** START OF Given data **

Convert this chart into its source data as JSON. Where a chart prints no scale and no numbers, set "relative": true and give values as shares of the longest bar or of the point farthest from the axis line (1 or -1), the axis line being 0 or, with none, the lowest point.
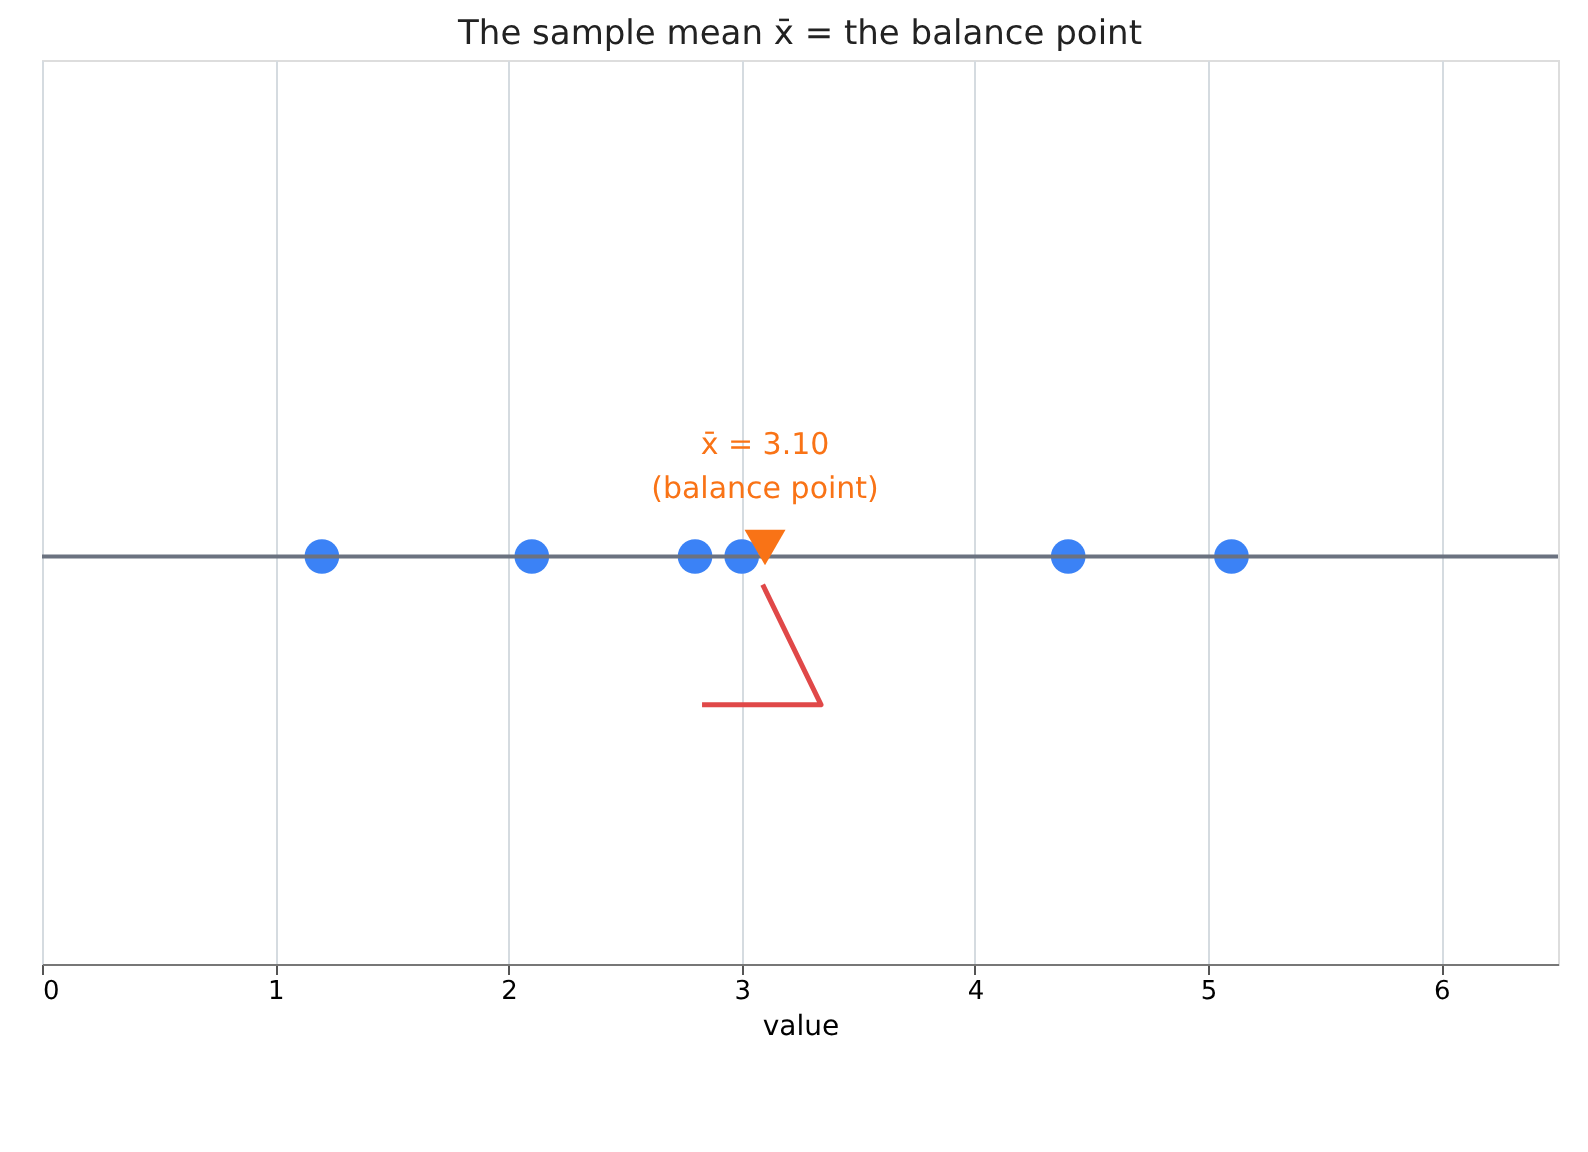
{
  "chart_data": {
    "type": "scatter",
    "title": "The sample mean x̄ = the balance point",
    "xlabel": "value",
    "relative": true,
    "xlim": [
      0,
      6.5
    ],
    "xticks": [
      0,
      1,
      2,
      3,
      4,
      5,
      6
    ],
    "tick_labels": "x",
    "grid": "x",
    "series": [
      {
        "color": "#3b82f6",
        "marker": "circle",
        "x": [
          1.2,
          2.1,
          2.8,
          3.0,
          4.4,
          5.1
        ],
        "values": [
          0,
          0,
          0,
          0,
          0,
          0
        ]
      },
      {
        "type": "line",
        "color": "#e04848",
        "marker": "none",
        "x": [
          3.09,
          3.34,
          2.83
        ],
        "values": [
          -0.19,
          -1,
          -1
        ]
      },
      {
        "color": "#f97316",
        "marker": "triangle",
        "x": [
          3.1
        ],
        "values": [
          0.06
        ]
      }
    ],
    "ref_lines": [
      {
        "axis": "y",
        "value": 0,
        "color": "#6b7280"
      }
    ],
    "annotations": [
      "x̄ = 3.10\n(balance point)"
    ]
  }
}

** END OF Given data **

Images in the records should not be copied. Repeat all the rest exactly.

Convert this chart into its source data as JSON. Where a chart prints no scale and no numbers, set "relative": true and give values as shares of the longest bar or of the point farthest from the axis line (1 or -1), the axis line being 0 or, with none, the lowest point.
{
  "chart_data": {
    "type": "scatter",
    "title": "The sample mean x̄ = the balance point",
    "xlabel": "value",
    "relative": true,
    "xlim": [
      0,
      6.5
    ],
    "xticks": [
      0,
      1,
      2,
      3,
      4,
      5,
      6
    ],
    "tick_labels": "x",
    "grid": "x",
    "series": [
      {
        "color": "#3b82f6",
        "marker": "circle",
        "x": [
          1.2,
          2.1,
          2.8,
          3.0,
          4.4,
          5.1
        ],
        "values": [
          0,
          0,
          0,
          0,
          0,
          0
        ]
      },
      {
        "type": "line",
        "color": "#e04848",
        "marker": "none",
        "x": [
          3.09,
          3.34,
          2.83
        ],
        "values": [
          -0.19,
          -1,
          -1
        ]
      },
      {
        "color": "#f97316",
        "marker": "triangle",
        "x": [
          3.1
        ],
        "values": [
          0.06
        ]
      }
    ],
    "ref_lines": [
      {
        "axis": "y",
        "value": 0,
        "color": "#6b7280"
      }
    ],
    "annotations": [
      "x̄ = 3.10\n(balance point)"
    ]
  }
}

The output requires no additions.